WRITTEN TASK:
In the entries, find all lines that hold the word "JSON" and copy them.

Extracted records:
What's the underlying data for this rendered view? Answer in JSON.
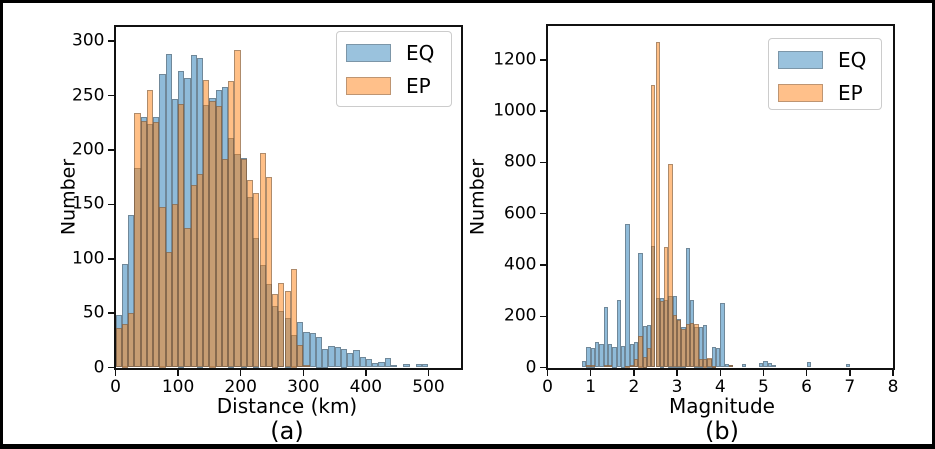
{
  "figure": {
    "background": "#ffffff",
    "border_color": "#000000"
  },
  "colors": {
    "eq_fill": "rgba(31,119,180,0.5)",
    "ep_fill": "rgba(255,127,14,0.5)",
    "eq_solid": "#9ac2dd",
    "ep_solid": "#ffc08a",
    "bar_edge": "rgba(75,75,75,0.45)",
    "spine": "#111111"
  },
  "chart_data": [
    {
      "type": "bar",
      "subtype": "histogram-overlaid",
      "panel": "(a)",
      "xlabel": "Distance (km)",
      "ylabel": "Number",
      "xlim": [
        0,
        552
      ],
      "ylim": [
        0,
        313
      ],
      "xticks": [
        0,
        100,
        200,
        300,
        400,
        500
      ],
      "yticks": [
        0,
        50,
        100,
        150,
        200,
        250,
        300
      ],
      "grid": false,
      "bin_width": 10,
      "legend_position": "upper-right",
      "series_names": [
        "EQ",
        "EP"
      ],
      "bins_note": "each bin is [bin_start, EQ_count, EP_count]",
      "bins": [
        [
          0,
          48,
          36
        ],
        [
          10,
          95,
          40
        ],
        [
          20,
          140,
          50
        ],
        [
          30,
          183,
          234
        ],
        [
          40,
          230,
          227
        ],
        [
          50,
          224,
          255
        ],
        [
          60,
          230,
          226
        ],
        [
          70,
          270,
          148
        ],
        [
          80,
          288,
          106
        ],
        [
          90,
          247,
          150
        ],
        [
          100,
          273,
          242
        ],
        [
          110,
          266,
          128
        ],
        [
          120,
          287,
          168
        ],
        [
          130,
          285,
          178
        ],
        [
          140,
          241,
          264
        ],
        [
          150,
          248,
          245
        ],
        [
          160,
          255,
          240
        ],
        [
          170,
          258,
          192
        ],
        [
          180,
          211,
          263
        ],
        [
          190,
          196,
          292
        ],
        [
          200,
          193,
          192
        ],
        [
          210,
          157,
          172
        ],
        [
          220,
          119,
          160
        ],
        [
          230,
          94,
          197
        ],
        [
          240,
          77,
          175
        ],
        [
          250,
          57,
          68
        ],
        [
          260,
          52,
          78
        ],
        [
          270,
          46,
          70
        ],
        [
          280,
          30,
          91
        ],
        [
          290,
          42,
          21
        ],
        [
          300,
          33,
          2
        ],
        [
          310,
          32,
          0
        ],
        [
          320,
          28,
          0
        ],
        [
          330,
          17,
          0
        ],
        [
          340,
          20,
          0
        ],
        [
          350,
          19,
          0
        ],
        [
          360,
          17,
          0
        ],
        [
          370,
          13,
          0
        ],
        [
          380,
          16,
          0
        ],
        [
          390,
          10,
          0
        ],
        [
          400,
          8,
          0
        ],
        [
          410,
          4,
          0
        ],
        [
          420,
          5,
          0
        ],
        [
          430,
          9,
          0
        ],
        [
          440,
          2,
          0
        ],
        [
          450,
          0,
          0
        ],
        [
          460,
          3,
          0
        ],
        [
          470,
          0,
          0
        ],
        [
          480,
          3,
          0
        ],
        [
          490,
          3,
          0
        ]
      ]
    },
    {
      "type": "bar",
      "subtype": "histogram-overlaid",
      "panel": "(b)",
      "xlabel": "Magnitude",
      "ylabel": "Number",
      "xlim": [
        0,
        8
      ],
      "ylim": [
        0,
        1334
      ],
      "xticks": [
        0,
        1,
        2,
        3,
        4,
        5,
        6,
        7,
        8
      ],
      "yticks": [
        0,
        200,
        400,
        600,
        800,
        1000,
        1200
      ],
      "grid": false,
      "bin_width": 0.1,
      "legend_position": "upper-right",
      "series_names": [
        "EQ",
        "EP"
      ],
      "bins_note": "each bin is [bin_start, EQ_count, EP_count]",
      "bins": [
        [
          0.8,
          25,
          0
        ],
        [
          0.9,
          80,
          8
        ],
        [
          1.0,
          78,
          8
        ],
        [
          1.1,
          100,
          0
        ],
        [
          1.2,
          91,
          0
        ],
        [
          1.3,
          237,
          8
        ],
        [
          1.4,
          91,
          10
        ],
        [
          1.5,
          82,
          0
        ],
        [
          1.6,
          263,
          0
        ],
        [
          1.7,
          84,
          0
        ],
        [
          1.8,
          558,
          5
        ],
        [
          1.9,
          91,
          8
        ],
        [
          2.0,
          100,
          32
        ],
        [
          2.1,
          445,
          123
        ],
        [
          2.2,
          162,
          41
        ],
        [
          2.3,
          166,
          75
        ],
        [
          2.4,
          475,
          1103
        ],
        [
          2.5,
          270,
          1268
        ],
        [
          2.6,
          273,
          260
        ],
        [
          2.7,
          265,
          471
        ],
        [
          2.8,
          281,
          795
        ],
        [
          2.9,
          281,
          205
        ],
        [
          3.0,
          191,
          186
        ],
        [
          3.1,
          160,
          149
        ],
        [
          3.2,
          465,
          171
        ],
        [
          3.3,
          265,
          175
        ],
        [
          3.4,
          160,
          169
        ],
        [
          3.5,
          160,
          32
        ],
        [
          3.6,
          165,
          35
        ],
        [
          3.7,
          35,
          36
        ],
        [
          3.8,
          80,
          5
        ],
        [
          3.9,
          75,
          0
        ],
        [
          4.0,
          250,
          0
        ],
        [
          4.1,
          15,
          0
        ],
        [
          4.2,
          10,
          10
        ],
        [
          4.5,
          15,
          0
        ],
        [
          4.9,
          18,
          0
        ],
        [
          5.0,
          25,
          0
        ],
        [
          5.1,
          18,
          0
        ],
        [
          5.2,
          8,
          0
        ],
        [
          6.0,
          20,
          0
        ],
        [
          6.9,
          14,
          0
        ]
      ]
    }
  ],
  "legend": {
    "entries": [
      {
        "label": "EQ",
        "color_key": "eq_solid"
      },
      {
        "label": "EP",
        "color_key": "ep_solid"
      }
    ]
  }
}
---
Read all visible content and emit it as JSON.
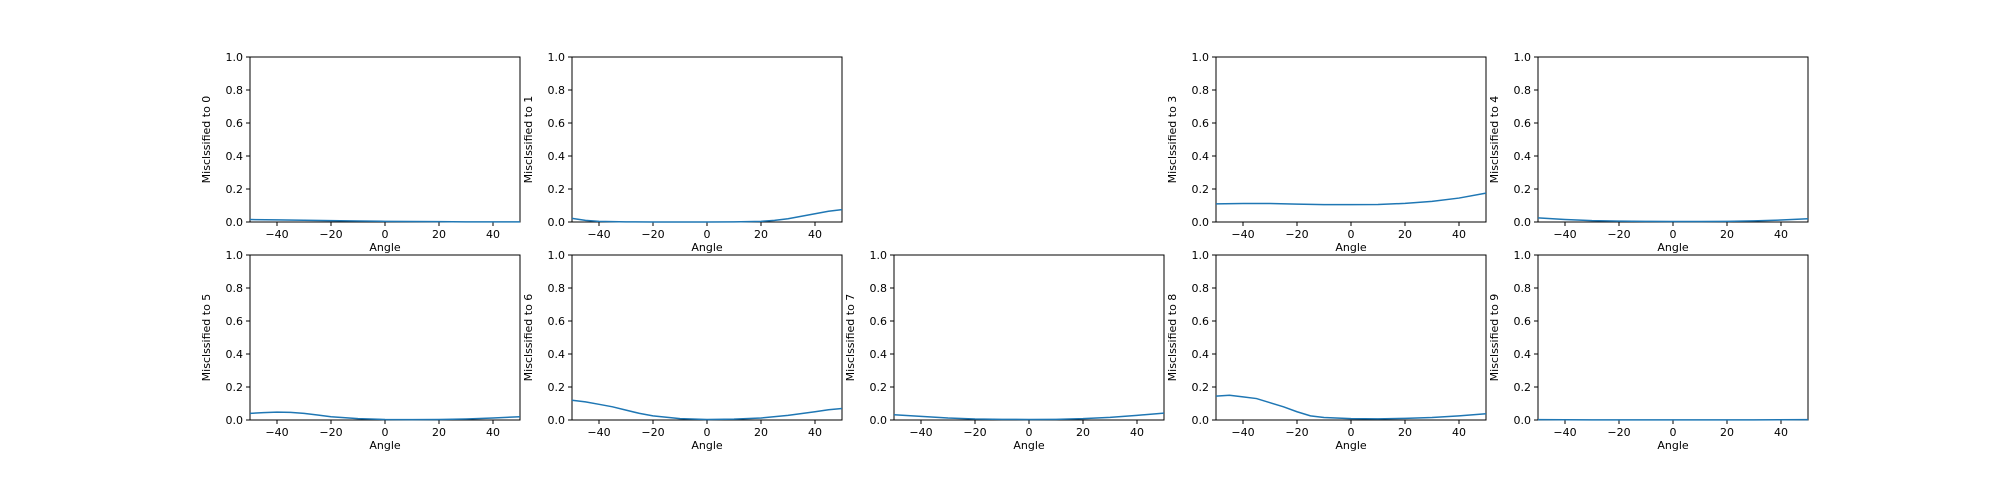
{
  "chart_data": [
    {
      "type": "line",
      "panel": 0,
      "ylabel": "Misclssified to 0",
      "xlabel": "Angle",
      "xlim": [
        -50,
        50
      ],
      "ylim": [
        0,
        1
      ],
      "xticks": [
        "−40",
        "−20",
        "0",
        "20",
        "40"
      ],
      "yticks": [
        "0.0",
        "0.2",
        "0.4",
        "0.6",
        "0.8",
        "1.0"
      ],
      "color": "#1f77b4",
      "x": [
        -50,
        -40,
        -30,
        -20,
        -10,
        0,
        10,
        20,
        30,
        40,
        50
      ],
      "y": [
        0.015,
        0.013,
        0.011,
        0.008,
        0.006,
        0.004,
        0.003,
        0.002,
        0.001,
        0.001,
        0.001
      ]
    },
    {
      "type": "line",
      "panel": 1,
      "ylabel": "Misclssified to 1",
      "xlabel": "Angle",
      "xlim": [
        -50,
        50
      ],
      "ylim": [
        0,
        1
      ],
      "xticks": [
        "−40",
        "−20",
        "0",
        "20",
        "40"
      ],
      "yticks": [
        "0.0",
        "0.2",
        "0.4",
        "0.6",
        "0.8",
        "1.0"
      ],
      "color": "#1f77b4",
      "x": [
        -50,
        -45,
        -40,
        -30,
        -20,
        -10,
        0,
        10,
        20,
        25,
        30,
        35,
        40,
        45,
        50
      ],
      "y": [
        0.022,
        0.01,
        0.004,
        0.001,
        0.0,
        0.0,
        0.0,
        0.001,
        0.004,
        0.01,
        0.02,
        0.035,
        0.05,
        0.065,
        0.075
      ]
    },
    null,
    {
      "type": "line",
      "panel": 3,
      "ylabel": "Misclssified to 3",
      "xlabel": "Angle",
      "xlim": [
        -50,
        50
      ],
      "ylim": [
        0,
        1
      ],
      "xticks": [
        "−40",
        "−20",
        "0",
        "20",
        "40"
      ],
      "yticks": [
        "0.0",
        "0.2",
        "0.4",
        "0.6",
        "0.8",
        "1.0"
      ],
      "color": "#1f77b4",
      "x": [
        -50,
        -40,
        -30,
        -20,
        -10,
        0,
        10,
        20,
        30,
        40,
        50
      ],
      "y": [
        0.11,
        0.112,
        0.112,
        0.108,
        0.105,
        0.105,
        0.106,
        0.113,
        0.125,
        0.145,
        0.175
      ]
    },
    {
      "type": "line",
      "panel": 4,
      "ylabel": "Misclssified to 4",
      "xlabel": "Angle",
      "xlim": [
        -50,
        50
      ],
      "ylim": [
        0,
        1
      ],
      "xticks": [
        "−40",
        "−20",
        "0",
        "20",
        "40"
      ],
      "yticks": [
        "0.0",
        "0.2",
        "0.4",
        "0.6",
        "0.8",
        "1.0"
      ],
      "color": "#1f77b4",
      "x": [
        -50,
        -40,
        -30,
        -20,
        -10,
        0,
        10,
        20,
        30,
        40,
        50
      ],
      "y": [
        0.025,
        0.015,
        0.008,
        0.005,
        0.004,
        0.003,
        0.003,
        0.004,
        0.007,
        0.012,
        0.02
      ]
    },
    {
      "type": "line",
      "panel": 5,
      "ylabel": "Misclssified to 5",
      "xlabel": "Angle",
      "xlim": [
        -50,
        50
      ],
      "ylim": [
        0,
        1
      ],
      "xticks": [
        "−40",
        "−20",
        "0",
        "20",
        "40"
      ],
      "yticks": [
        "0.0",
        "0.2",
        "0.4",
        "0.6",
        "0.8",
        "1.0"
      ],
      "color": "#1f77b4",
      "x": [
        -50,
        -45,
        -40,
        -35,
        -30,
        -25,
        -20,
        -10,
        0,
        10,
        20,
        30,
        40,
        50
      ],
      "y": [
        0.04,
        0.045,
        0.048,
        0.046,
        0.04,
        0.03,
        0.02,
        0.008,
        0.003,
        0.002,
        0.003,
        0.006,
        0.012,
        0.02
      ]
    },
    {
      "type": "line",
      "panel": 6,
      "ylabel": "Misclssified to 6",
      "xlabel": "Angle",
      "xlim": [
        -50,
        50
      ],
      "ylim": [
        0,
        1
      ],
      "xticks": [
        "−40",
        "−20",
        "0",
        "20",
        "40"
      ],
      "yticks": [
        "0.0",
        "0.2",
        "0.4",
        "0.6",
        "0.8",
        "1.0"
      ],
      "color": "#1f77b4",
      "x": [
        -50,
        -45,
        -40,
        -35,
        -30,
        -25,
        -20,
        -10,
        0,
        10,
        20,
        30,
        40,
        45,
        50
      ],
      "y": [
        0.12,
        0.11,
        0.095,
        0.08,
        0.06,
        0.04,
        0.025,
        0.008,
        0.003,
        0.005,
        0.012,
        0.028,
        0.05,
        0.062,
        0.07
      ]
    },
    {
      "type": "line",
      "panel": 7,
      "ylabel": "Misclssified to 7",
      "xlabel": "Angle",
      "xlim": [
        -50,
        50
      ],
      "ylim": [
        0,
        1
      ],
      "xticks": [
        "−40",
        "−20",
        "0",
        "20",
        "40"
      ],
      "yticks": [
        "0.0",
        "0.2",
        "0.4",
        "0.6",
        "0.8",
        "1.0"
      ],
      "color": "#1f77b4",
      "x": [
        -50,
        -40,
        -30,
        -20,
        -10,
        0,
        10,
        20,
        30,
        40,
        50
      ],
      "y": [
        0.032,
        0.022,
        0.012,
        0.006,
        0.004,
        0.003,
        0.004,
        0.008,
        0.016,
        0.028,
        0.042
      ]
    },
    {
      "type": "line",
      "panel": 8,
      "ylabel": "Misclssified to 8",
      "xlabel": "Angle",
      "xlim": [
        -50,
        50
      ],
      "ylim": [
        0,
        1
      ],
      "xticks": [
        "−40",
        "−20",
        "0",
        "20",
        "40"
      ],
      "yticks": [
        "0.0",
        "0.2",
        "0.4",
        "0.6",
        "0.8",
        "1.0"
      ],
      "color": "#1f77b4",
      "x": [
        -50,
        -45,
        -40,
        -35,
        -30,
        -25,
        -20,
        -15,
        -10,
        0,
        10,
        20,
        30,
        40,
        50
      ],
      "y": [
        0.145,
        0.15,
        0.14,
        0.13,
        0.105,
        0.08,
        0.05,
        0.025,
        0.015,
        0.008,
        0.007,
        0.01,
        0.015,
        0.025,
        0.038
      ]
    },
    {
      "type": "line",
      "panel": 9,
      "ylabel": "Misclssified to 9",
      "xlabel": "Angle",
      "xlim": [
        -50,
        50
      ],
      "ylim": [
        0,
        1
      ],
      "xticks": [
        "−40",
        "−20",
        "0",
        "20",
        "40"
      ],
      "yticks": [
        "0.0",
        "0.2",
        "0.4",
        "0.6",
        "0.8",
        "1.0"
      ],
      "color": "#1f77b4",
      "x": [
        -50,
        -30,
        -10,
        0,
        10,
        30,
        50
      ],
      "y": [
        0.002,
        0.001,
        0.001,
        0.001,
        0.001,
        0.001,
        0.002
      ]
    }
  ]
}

COMPLETE ANSWER:
What's the underlying data for this rendered view? Answer in JSON.
Read all visible content and emit it as JSON.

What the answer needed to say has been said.